**TASK PROMPT**
Each entry needs to be restated exactly as written.

**PROVIDED ENTRIES**
▼▼▼
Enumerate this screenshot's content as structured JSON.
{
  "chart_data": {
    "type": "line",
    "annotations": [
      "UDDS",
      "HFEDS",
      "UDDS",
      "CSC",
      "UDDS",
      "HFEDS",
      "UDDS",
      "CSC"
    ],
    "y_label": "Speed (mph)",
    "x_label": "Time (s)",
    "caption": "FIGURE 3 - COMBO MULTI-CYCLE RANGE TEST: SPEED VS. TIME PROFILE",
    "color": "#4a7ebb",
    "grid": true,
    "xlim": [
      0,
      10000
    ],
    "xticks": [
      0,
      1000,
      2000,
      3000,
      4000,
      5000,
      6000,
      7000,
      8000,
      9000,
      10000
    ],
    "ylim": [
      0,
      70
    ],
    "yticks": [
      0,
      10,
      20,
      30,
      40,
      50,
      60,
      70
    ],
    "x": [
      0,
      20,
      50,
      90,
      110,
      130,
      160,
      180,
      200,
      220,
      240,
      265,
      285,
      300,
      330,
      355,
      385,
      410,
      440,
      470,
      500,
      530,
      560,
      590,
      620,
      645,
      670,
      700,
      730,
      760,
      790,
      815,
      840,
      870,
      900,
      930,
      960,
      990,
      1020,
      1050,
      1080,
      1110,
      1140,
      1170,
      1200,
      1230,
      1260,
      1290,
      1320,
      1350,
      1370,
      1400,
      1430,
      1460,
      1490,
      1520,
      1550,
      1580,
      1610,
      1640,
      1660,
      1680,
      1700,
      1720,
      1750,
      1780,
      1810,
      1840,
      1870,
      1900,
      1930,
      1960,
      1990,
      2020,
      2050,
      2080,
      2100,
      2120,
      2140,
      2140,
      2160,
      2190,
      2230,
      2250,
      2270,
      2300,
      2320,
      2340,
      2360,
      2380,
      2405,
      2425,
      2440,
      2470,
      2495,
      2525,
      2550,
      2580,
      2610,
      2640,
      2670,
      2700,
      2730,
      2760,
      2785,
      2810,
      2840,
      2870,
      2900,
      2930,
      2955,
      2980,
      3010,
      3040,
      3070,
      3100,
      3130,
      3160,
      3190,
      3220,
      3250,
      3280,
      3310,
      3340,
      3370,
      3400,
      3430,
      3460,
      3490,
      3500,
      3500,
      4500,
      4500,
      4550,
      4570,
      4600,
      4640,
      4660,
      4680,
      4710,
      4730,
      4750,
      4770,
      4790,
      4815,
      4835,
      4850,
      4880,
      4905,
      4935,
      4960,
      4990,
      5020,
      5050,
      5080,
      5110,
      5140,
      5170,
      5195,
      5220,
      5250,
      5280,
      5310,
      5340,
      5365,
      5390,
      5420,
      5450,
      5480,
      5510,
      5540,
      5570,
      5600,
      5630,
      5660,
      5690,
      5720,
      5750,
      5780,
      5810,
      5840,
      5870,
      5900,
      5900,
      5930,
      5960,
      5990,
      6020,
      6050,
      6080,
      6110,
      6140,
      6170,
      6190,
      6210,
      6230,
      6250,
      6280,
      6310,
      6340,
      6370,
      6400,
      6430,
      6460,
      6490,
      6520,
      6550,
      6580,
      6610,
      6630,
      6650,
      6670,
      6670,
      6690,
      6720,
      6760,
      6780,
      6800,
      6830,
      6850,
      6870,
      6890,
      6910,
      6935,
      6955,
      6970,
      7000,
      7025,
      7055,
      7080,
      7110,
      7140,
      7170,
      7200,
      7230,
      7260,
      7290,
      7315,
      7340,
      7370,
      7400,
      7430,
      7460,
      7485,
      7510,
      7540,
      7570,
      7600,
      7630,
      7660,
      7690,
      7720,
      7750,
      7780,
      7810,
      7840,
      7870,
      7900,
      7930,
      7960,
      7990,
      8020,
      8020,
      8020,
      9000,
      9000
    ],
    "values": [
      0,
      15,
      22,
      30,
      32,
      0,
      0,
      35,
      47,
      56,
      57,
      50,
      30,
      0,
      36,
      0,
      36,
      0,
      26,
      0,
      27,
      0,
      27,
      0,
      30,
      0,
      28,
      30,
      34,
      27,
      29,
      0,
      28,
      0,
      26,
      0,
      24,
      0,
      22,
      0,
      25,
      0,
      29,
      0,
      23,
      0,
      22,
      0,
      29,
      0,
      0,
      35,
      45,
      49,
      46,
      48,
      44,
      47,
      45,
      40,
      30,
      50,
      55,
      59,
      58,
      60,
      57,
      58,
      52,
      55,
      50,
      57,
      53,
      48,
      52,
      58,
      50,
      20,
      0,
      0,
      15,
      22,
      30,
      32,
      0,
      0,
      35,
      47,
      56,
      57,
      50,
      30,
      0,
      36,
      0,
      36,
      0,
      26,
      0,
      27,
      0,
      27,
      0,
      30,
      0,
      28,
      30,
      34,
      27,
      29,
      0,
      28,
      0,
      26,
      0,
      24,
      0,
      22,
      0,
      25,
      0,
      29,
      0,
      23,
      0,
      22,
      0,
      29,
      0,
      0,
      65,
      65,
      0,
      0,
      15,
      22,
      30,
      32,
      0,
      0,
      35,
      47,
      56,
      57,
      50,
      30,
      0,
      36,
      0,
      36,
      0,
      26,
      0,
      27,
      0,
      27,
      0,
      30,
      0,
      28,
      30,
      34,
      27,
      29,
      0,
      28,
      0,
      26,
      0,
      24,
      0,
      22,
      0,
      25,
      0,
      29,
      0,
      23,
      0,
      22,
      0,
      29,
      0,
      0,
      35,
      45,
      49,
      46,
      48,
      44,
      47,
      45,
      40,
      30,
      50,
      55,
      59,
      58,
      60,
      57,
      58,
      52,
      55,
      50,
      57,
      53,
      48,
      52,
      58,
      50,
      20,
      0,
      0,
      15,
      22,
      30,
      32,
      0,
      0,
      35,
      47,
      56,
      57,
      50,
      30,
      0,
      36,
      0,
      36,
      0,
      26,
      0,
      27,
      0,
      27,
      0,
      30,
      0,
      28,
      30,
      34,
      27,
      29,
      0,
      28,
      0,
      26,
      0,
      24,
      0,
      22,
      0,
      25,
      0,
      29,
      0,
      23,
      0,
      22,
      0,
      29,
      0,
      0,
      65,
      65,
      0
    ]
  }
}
▲▲▲
**ANSWER TO THE EXERCISE**
Enumerate this screenshot's content as structured JSON.
{
  "chart_data": {
    "type": "line",
    "annotations": [
      "UDDS",
      "HFEDS",
      "UDDS",
      "CSC",
      "UDDS",
      "HFEDS",
      "UDDS",
      "CSC"
    ],
    "y_label": "Speed (mph)",
    "x_label": "Time (s)",
    "caption": "FIGURE 3 - COMBO MULTI-CYCLE RANGE TEST: SPEED VS. TIME PROFILE",
    "color": "#4a7ebb",
    "grid": true,
    "xlim": [
      0,
      10000
    ],
    "xticks": [
      0,
      1000,
      2000,
      3000,
      4000,
      5000,
      6000,
      7000,
      8000,
      9000,
      10000
    ],
    "ylim": [
      0,
      70
    ],
    "yticks": [
      0,
      10,
      20,
      30,
      40,
      50,
      60,
      70
    ],
    "x": [
      0,
      20,
      50,
      90,
      110,
      130,
      160,
      180,
      200,
      220,
      240,
      265,
      285,
      300,
      330,
      355,
      385,
      410,
      440,
      470,
      500,
      530,
      560,
      590,
      620,
      645,
      670,
      700,
      730,
      760,
      790,
      815,
      840,
      870,
      900,
      930,
      960,
      990,
      1020,
      1050,
      1080,
      1110,
      1140,
      1170,
      1200,
      1230,
      1260,
      1290,
      1320,
      1350,
      1370,
      1400,
      1430,
      1460,
      1490,
      1520,
      1550,
      1580,
      1610,
      1640,
      1660,
      1680,
      1700,
      1720,
      1750,
      1780,
      1810,
      1840,
      1870,
      1900,
      1930,
      1960,
      1990,
      2020,
      2050,
      2080,
      2100,
      2120,
      2140,
      2140,
      2160,
      2190,
      2230,
      2250,
      2270,
      2300,
      2320,
      2340,
      2360,
      2380,
      2405,
      2425,
      2440,
      2470,
      2495,
      2525,
      2550,
      2580,
      2610,
      2640,
      2670,
      2700,
      2730,
      2760,
      2785,
      2810,
      2840,
      2870,
      2900,
      2930,
      2955,
      2980,
      3010,
      3040,
      3070,
      3100,
      3130,
      3160,
      3190,
      3220,
      3250,
      3280,
      3310,
      3340,
      3370,
      3400,
      3430,
      3460,
      3490,
      3500,
      3500,
      4500,
      4500,
      4550,
      4570,
      4600,
      4640,
      4660,
      4680,
      4710,
      4730,
      4750,
      4770,
      4790,
      4815,
      4835,
      4850,
      4880,
      4905,
      4935,
      4960,
      4990,
      5020,
      5050,
      5080,
      5110,
      5140,
      5170,
      5195,
      5220,
      5250,
      5280,
      5310,
      5340,
      5365,
      5390,
      5420,
      5450,
      5480,
      5510,
      5540,
      5570,
      5600,
      5630,
      5660,
      5690,
      5720,
      5750,
      5780,
      5810,
      5840,
      5870,
      5900,
      5900,
      5930,
      5960,
      5990,
      6020,
      6050,
      6080,
      6110,
      6140,
      6170,
      6190,
      6210,
      6230,
      6250,
      6280,
      6310,
      6340,
      6370,
      6400,
      6430,
      6460,
      6490,
      6520,
      6550,
      6580,
      6610,
      6630,
      6650,
      6670,
      6670,
      6690,
      6720,
      6760,
      6780,
      6800,
      6830,
      6850,
      6870,
      6890,
      6910,
      6935,
      6955,
      6970,
      7000,
      7025,
      7055,
      7080,
      7110,
      7140,
      7170,
      7200,
      7230,
      7260,
      7290,
      7315,
      7340,
      7370,
      7400,
      7430,
      7460,
      7485,
      7510,
      7540,
      7570,
      7600,
      7630,
      7660,
      7690,
      7720,
      7750,
      7780,
      7810,
      7840,
      7870,
      7900,
      7930,
      7960,
      7990,
      8020,
      8020,
      8020,
      9000,
      9000
    ],
    "values": [
      0,
      15,
      22,
      30,
      32,
      0,
      0,
      35,
      47,
      56,
      57,
      50,
      30,
      0,
      36,
      0,
      36,
      0,
      26,
      0,
      27,
      0,
      27,
      0,
      30,
      0,
      28,
      30,
      34,
      27,
      29,
      0,
      28,
      0,
      26,
      0,
      24,
      0,
      22,
      0,
      25,
      0,
      29,
      0,
      23,
      0,
      22,
      0,
      29,
      0,
      0,
      35,
      45,
      49,
      46,
      48,
      44,
      47,
      45,
      40,
      30,
      50,
      55,
      59,
      58,
      60,
      57,
      58,
      52,
      55,
      50,
      57,
      53,
      48,
      52,
      58,
      50,
      20,
      0,
      0,
      15,
      22,
      30,
      32,
      0,
      0,
      35,
      47,
      56,
      57,
      50,
      30,
      0,
      36,
      0,
      36,
      0,
      26,
      0,
      27,
      0,
      27,
      0,
      30,
      0,
      28,
      30,
      34,
      27,
      29,
      0,
      28,
      0,
      26,
      0,
      24,
      0,
      22,
      0,
      25,
      0,
      29,
      0,
      23,
      0,
      22,
      0,
      29,
      0,
      0,
      65,
      65,
      0,
      0,
      15,
      22,
      30,
      32,
      0,
      0,
      35,
      47,
      56,
      57,
      50,
      30,
      0,
      36,
      0,
      36,
      0,
      26,
      0,
      27,
      0,
      27,
      0,
      30,
      0,
      28,
      30,
      34,
      27,
      29,
      0,
      28,
      0,
      26,
      0,
      24,
      0,
      22,
      0,
      25,
      0,
      29,
      0,
      23,
      0,
      22,
      0,
      29,
      0,
      0,
      35,
      45,
      49,
      46,
      48,
      44,
      47,
      45,
      40,
      30,
      50,
      55,
      59,
      58,
      60,
      57,
      58,
      52,
      55,
      50,
      57,
      53,
      48,
      52,
      58,
      50,
      20,
      0,
      0,
      15,
      22,
      30,
      32,
      0,
      0,
      35,
      47,
      56,
      57,
      50,
      30,
      0,
      36,
      0,
      36,
      0,
      26,
      0,
      27,
      0,
      27,
      0,
      30,
      0,
      28,
      30,
      34,
      27,
      29,
      0,
      28,
      0,
      26,
      0,
      24,
      0,
      22,
      0,
      25,
      0,
      29,
      0,
      23,
      0,
      22,
      0,
      29,
      0,
      0,
      65,
      65,
      0
    ]
  }
}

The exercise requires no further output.